== PROBLEM DETAILS ==
Find every line below that contains the word "left" and copy it out.

——

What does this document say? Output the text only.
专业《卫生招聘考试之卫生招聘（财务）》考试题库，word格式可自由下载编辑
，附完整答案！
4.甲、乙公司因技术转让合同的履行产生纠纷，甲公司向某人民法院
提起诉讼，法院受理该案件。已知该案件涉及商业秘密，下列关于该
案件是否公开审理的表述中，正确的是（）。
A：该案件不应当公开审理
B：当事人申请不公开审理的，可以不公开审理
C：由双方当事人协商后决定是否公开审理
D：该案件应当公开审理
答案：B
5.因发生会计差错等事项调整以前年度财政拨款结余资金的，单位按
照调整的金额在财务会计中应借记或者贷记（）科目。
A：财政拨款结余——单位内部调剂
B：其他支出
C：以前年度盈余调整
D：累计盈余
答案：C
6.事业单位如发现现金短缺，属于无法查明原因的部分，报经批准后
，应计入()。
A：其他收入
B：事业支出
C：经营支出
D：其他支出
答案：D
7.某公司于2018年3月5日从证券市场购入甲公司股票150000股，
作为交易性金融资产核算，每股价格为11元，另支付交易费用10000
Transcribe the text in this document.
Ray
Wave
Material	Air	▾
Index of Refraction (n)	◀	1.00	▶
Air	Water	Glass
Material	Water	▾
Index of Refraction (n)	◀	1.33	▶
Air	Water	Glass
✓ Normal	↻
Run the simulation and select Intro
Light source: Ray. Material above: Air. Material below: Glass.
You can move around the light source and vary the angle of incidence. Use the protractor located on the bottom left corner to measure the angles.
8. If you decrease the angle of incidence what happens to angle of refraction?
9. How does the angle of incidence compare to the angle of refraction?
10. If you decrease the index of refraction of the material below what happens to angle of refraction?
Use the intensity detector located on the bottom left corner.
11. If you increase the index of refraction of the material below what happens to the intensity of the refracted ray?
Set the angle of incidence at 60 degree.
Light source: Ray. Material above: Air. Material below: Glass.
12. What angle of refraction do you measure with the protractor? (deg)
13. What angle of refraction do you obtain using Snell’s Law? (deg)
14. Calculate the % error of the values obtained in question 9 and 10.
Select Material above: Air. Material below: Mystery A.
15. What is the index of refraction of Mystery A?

——

== COMPLETED TASK ==
You can move around the light source and vary the angle of incidence. Use the protractor located on the bottom left corner to measure the angles.
Use the intensity detector located on the bottom left corner.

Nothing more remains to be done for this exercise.